◆ Written problem: Set down each line of the data below exactly as it stands, dropping the pictures.

Data excerpts
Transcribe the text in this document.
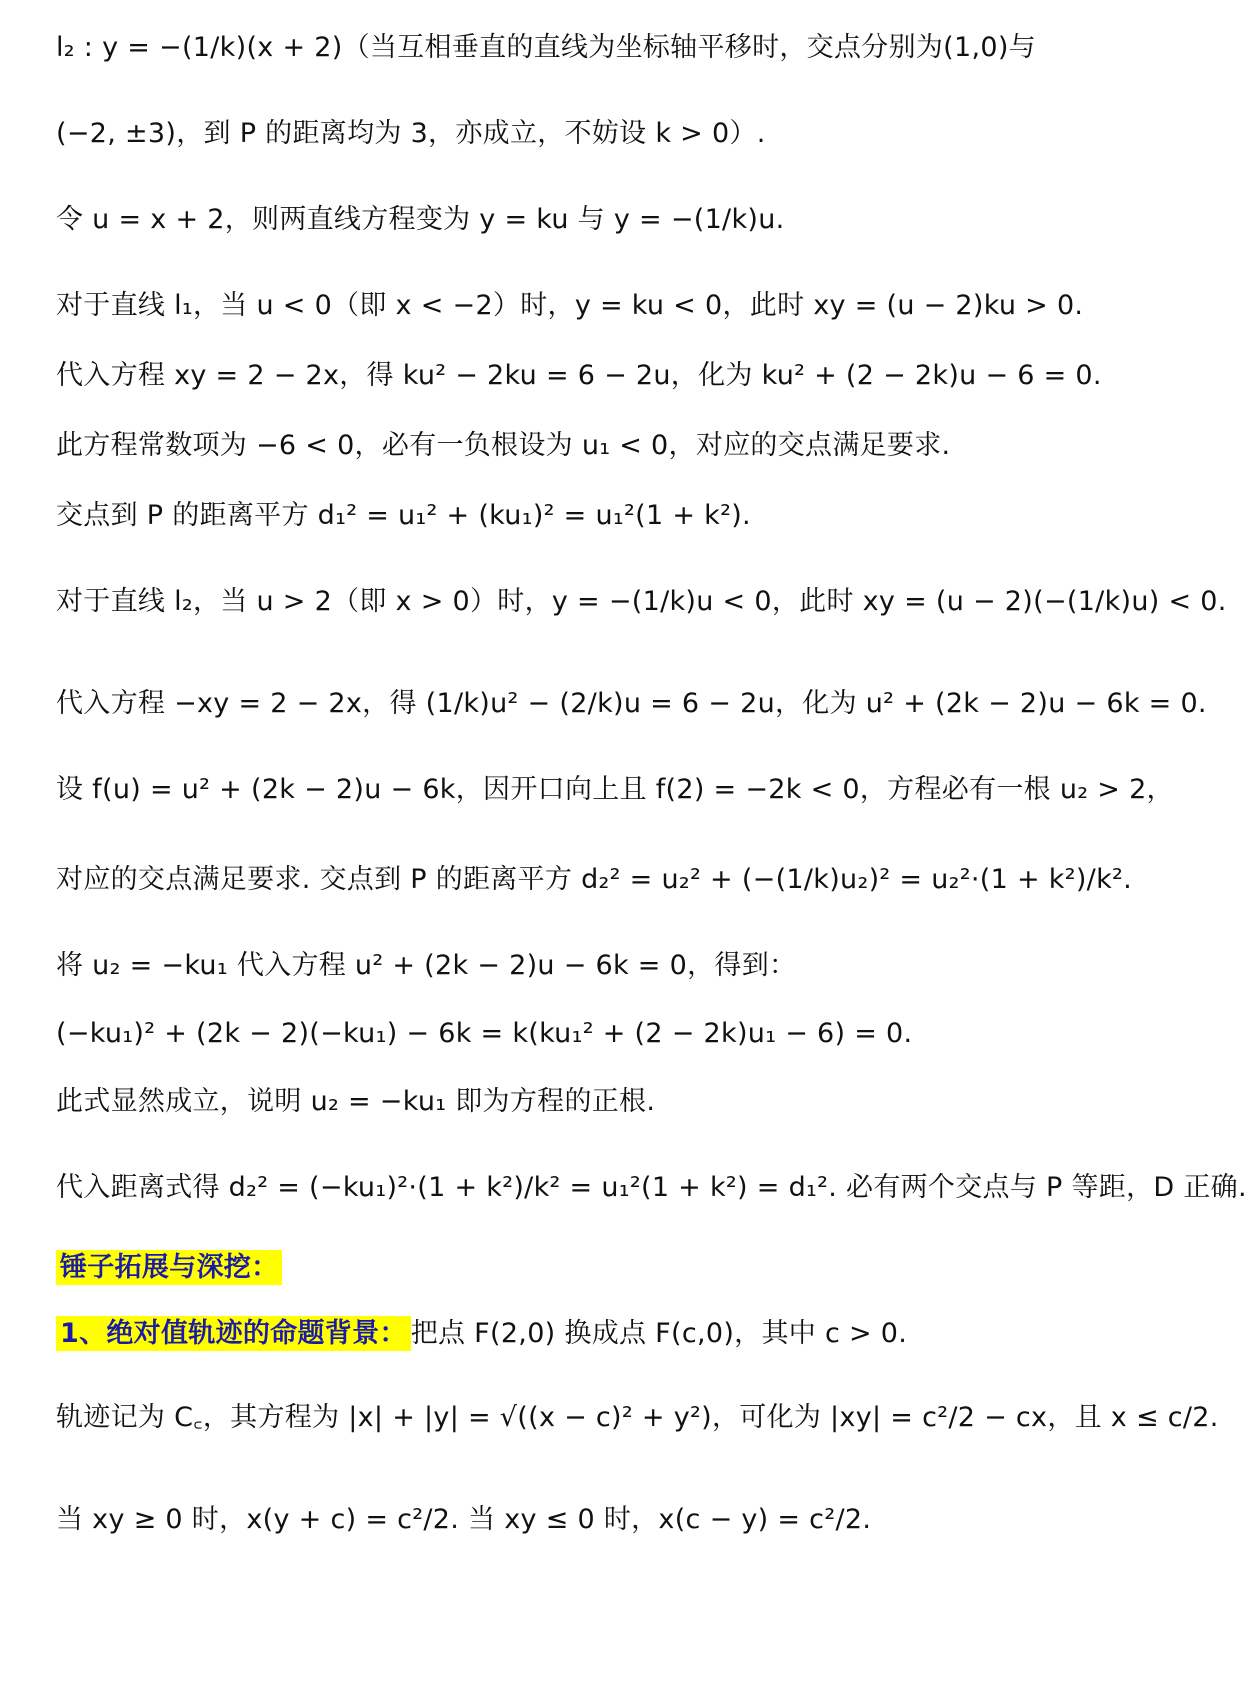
l₂ : y = −(1/k)(x + 2)（当互相垂直的直线为坐标轴平移时，交点分别为(1,0)与
(−2, ±3)，到 P 的距离均为 3，亦成立，不妨设 k > 0）.
令 u = x + 2，则两直线方程变为 y = ku 与 y = −(1/k)u.
对于直线 l₁，当 u < 0（即 x < −2）时，y = ku < 0，此时 xy = (u − 2)ku > 0.
代入方程 xy = 2 − 2x，得 ku² − 2ku = 6 − 2u，化为 ku² + (2 − 2k)u − 6 = 0.
此方程常数项为 −6 < 0，必有一负根设为 u₁ < 0，对应的交点满足要求.
交点到 P 的距离平方 d₁² = u₁² + (ku₁)² = u₁²(1 + k²).
对于直线 l₂，当 u > 2（即 x > 0）时，y = −(1/k)u < 0，此时 xy = (u − 2)(−(1/k)u) < 0.
代入方程 −xy = 2 − 2x，得 (1/k)u² − (2/k)u = 6 − 2u，化为 u² + (2k − 2)u − 6k = 0.
设 f(u) = u² + (2k − 2)u − 6k，因开口向上且 f(2) = −2k < 0，方程必有一根 u₂ > 2，
对应的交点满足要求. 交点到 P 的距离平方 d₂² = u₂² + (−(1/k)u₂)² = u₂²·(1 + k²)/k².
将 u₂ = −ku₁ 代入方程 u² + (2k − 2)u − 6k = 0，得到：
(−ku₁)² + (2k − 2)(−ku₁) − 6k = k(ku₁² + (2 − 2k)u₁ − 6) = 0.
此式显然成立，说明 u₂ = −ku₁ 即为方程的正根.
代入距离式得 d₂² = (−ku₁)²·(1 + k²)/k² = u₁²(1 + k²) = d₁². 必有两个交点与 P 等距，D 正确.
锤子拓展与深挖：
1、绝对值轨迹的命题背景： 把点 F(2,0) 换成点 F(c,0)，其中 c > 0.
轨迹记为 C꜀，其方程为 |x| + |y| = √((x − c)² + y²)，可化为 |xy| = c²/2 − cx，且 x ≤ c/2.
当 xy ≥ 0 时，x(y + c) = c²/2. 当 xy ≤ 0 时，x(c − y) = c²/2.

◆ Finished task:
Transcribe the text in this document.
l₂ : y = −(1/k)(x + 2)（当互相垂直的直线为坐标轴平移时，交点分别为(1,0)与
(−2, ±3)，到 P 的距离均为 3，亦成立，不妨设 k > 0）.
令 u = x + 2，则两直线方程变为 y = ku 与 y = −(1/k)u.
对于直线 l₁，当 u < 0（即 x < −2）时，y = ku < 0，此时 xy = (u − 2)ku > 0.
代入方程 xy = 2 − 2x，得 ku² − 2ku = 6 − 2u，化为 ku² + (2 − 2k)u − 6 = 0.
此方程常数项为 −6 < 0，必有一负根设为 u₁ < 0，对应的交点满足要求.
交点到 P 的距离平方 d₁² = u₁² + (ku₁)² = u₁²(1 + k²).
对于直线 l₂，当 u > 2（即 x > 0）时，y = −(1/k)u < 0，此时 xy = (u − 2)(−(1/k)u) < 0.
代入方程 −xy = 2 − 2x，得 (1/k)u² − (2/k)u = 6 − 2u，化为 u² + (2k − 2)u − 6k = 0.
设 f(u) = u² + (2k − 2)u − 6k，因开口向上且 f(2) = −2k < 0，方程必有一根 u₂ > 2，
对应的交点满足要求. 交点到 P 的距离平方 d₂² = u₂² + (−(1/k)u₂)² = u₂²·(1 + k²)/k².
将 u₂ = −ku₁ 代入方程 u² + (2k − 2)u − 6k = 0，得到：
(−ku₁)² + (2k − 2)(−ku₁) − 6k = k(ku₁² + (2 − 2k)u₁ − 6) = 0.
此式显然成立，说明 u₂ = −ku₁ 即为方程的正根.
代入距离式得 d₂² = (−ku₁)²·(1 + k²)/k² = u₁²(1 + k²) = d₁². 必有两个交点与 P 等距，D 正确.
锤子拓展与深挖：
1、绝对值轨迹的命题背景： 把点 F(2,0) 换成点 F(c,0)，其中 c > 0.
轨迹记为 C꜀，其方程为 |x| + |y| = √((x − c)² + y²)，可化为 |xy| = c²/2 − cx，且 x ≤ c/2.
当 xy ≥ 0 时，x(y + c) = c²/2. 当 xy ≤ 0 时，x(c − y) = c²/2.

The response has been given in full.